Set exercise
Rename "Conviction Type" to "Type of Conviction" in the lines running from the first one through the line that contains "Extract all elements", and give back those lines with everything else left unchanged.

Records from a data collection
§

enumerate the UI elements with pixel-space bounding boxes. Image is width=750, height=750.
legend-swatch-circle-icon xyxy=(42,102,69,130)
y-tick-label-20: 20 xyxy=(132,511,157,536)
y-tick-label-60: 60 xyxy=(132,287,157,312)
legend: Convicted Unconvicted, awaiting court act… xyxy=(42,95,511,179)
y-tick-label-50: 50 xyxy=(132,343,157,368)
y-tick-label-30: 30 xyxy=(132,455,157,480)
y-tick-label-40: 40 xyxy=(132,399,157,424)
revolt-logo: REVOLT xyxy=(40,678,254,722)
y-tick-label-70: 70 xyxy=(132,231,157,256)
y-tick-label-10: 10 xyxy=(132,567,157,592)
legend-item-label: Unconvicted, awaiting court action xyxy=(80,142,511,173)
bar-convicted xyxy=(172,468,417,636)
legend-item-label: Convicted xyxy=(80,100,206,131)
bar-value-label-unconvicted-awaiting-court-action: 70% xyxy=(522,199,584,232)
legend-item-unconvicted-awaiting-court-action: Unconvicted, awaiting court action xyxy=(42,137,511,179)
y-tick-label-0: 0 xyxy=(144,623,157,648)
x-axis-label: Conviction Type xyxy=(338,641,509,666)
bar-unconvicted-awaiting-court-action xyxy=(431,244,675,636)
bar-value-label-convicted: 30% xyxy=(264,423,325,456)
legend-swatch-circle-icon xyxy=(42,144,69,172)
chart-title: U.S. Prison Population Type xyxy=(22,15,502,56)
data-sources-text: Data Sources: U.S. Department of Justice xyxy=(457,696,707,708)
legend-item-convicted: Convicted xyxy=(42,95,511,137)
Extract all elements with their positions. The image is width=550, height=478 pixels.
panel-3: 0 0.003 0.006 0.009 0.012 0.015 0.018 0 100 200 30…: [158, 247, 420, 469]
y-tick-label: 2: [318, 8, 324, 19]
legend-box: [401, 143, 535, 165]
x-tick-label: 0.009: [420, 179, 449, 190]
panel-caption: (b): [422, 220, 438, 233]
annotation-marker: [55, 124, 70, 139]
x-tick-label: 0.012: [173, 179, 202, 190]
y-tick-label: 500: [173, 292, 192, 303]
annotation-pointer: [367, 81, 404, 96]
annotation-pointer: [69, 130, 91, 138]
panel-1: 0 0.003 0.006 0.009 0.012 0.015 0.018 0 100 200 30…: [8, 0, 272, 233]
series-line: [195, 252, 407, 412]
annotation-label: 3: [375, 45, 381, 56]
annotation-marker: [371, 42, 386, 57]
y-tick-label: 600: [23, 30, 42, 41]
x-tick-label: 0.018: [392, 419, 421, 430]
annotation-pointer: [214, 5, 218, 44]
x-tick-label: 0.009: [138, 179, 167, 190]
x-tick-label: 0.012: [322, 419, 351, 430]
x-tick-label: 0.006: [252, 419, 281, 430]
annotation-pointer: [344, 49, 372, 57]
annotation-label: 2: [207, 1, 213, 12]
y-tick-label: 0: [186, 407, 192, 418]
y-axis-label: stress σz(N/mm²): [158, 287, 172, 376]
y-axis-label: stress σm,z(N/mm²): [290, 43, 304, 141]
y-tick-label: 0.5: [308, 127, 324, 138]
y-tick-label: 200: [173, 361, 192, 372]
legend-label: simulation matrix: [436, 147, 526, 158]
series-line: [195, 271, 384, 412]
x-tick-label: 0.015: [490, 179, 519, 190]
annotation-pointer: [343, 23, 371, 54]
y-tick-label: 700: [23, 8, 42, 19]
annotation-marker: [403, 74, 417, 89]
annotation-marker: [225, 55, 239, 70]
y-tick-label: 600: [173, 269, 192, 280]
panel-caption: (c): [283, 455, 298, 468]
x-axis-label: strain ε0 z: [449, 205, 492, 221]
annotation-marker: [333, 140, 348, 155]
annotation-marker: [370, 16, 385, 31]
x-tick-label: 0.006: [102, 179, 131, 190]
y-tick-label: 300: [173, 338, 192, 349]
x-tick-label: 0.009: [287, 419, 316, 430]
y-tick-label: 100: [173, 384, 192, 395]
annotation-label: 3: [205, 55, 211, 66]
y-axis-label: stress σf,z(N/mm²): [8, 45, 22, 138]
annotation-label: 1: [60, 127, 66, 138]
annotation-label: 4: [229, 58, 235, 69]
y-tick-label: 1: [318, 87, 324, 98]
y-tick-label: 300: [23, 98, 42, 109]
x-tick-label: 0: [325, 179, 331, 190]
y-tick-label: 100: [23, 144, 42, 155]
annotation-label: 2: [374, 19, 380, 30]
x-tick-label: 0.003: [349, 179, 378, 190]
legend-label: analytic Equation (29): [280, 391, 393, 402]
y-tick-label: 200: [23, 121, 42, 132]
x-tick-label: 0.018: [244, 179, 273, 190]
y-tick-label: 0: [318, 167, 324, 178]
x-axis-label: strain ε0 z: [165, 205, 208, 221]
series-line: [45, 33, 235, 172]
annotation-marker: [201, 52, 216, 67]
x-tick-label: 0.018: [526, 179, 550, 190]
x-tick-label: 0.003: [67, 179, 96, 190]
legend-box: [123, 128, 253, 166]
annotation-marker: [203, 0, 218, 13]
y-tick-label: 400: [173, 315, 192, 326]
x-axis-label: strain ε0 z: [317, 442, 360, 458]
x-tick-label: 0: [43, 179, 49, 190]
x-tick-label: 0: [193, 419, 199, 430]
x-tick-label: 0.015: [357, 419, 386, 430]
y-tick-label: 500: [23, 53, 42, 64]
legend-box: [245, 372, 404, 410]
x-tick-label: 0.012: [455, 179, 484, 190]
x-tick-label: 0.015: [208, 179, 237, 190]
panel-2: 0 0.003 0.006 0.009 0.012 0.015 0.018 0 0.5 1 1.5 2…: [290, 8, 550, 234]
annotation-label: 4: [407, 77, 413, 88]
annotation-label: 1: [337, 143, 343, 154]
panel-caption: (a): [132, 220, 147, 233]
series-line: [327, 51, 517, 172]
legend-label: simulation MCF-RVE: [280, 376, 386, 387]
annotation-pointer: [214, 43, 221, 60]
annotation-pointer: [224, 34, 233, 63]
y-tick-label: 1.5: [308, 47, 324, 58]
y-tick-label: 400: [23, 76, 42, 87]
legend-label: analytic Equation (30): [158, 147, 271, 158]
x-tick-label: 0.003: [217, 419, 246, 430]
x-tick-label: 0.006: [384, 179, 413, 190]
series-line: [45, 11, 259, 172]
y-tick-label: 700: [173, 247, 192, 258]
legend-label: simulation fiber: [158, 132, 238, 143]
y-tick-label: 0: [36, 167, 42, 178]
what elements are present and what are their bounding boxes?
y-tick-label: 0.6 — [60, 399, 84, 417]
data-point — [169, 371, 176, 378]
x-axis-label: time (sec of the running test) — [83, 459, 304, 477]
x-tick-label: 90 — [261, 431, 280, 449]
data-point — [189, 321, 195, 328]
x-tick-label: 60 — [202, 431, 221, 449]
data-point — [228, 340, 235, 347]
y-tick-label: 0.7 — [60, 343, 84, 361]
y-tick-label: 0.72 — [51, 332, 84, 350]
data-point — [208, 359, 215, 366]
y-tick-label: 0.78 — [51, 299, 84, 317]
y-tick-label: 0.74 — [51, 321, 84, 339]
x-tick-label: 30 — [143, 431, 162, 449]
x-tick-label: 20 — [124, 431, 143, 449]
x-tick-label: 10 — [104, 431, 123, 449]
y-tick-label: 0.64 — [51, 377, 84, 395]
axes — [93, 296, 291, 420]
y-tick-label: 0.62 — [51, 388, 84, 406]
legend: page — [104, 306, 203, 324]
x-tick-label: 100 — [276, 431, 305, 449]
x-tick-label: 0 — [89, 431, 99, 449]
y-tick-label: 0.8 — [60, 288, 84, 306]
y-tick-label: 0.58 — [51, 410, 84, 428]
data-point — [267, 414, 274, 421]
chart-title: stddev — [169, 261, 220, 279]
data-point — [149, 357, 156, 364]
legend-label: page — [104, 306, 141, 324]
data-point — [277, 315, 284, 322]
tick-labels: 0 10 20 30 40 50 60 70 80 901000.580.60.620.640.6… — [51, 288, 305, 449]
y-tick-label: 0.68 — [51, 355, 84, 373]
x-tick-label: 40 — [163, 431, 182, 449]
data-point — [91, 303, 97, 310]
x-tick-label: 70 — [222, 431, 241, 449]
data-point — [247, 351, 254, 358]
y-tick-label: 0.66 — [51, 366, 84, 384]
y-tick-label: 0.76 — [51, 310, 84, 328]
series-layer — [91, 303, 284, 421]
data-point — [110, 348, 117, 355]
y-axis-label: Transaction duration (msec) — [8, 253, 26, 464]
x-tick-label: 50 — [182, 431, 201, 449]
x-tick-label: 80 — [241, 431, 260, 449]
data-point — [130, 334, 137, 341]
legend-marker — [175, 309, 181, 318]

§

Task response
enumerate the UI elements with pixel-space bounding boxes. Image is width=750, height=750.
legend-swatch-circle-icon xyxy=(42,102,69,130)
y-tick-label-20: 20 xyxy=(132,511,157,536)
y-tick-label-60: 60 xyxy=(132,287,157,312)
legend: Convicted Unconvicted, awaiting court act… xyxy=(42,95,511,179)
y-tick-label-50: 50 xyxy=(132,343,157,368)
y-tick-label-30: 30 xyxy=(132,455,157,480)
y-tick-label-40: 40 xyxy=(132,399,157,424)
revolt-logo: REVOLT xyxy=(40,678,254,722)
y-tick-label-70: 70 xyxy=(132,231,157,256)
y-tick-label-10: 10 xyxy=(132,567,157,592)
legend-item-label: Unconvicted, awaiting court action xyxy=(80,142,511,173)
bar-convicted xyxy=(172,468,417,636)
legend-item-label: Convicted xyxy=(80,100,206,131)
bar-value-label-unconvicted-awaiting-court-action: 70% xyxy=(522,199,584,232)
legend-item-unconvicted-awaiting-court-action: Unconvicted, awaiting court action xyxy=(42,137,511,179)
y-tick-label-0: 0 xyxy=(144,623,157,648)
x-axis-label: Type of Conviction xyxy=(338,641,509,666)
bar-unconvicted-awaiting-court-action xyxy=(431,244,675,636)
bar-value-label-convicted: 30% xyxy=(264,423,325,456)
legend-swatch-circle-icon xyxy=(42,144,69,172)
chart-title: U.S. Prison Population Type xyxy=(22,15,502,56)
data-sources-text: Data Sources: U.S. Department of Justice xyxy=(457,696,707,708)
legend-item-convicted: Convicted xyxy=(42,95,511,137)
Extract all elements with their positions. The image is width=550, height=478 pixels.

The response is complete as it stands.